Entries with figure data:
***

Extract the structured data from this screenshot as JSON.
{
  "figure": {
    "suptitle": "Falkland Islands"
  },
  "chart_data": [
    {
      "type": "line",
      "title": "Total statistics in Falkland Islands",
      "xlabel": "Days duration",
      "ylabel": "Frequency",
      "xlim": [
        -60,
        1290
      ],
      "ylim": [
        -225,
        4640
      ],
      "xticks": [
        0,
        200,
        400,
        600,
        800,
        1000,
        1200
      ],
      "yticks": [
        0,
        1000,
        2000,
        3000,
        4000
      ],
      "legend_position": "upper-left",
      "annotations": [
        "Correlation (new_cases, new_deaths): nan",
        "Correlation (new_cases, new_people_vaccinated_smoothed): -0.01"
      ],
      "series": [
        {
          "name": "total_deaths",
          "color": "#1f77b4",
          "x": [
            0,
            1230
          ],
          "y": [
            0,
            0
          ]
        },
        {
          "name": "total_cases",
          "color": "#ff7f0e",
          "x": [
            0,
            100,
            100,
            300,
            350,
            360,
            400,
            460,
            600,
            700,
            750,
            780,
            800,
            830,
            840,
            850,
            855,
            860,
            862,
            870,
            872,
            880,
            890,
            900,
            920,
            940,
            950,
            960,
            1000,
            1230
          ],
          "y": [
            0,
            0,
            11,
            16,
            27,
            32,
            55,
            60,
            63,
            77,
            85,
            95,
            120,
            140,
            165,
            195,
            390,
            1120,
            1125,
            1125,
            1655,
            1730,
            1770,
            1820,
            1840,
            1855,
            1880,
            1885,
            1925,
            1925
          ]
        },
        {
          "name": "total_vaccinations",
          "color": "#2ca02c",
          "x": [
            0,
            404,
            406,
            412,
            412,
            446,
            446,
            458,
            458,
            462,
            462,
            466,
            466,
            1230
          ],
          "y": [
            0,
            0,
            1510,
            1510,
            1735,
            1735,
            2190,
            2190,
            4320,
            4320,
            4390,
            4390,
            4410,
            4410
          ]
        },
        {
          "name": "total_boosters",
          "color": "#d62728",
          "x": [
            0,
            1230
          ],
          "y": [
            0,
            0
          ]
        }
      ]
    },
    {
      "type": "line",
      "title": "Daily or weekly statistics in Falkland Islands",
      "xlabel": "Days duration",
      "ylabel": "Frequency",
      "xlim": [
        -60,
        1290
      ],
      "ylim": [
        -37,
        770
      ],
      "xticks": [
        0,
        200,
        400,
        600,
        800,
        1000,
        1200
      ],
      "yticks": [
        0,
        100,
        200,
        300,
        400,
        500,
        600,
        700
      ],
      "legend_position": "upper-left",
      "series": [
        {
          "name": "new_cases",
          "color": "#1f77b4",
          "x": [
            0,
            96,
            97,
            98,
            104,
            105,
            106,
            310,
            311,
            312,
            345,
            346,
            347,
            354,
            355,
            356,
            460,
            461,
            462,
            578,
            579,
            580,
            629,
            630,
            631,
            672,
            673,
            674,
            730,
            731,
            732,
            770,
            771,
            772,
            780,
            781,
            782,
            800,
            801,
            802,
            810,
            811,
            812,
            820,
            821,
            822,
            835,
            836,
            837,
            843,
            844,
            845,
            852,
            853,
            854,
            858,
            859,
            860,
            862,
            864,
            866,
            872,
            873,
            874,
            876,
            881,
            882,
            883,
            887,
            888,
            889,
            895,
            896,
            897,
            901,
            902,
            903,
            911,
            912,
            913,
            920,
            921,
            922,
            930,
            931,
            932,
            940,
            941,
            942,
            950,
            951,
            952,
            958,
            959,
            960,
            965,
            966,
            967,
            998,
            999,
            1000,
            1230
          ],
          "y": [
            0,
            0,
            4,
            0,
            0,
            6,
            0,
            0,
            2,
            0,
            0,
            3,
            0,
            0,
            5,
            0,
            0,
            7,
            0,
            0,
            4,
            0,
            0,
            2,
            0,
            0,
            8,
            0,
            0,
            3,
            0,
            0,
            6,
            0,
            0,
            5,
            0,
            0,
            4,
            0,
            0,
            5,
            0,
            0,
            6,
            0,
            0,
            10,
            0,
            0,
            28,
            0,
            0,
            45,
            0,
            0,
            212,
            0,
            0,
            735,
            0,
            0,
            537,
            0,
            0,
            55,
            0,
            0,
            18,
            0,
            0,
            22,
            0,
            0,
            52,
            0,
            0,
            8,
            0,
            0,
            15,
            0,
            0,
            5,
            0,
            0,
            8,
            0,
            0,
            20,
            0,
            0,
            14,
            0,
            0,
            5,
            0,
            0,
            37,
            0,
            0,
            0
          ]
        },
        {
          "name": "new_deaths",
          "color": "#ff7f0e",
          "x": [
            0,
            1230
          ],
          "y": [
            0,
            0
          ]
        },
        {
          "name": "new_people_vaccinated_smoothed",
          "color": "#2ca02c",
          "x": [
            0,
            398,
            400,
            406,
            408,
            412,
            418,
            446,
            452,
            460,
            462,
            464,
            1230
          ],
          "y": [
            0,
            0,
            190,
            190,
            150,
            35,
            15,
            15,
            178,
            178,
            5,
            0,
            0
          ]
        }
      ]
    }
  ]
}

***

State the number of lines holding the word "statistics" in the listing. Add nothing else.

2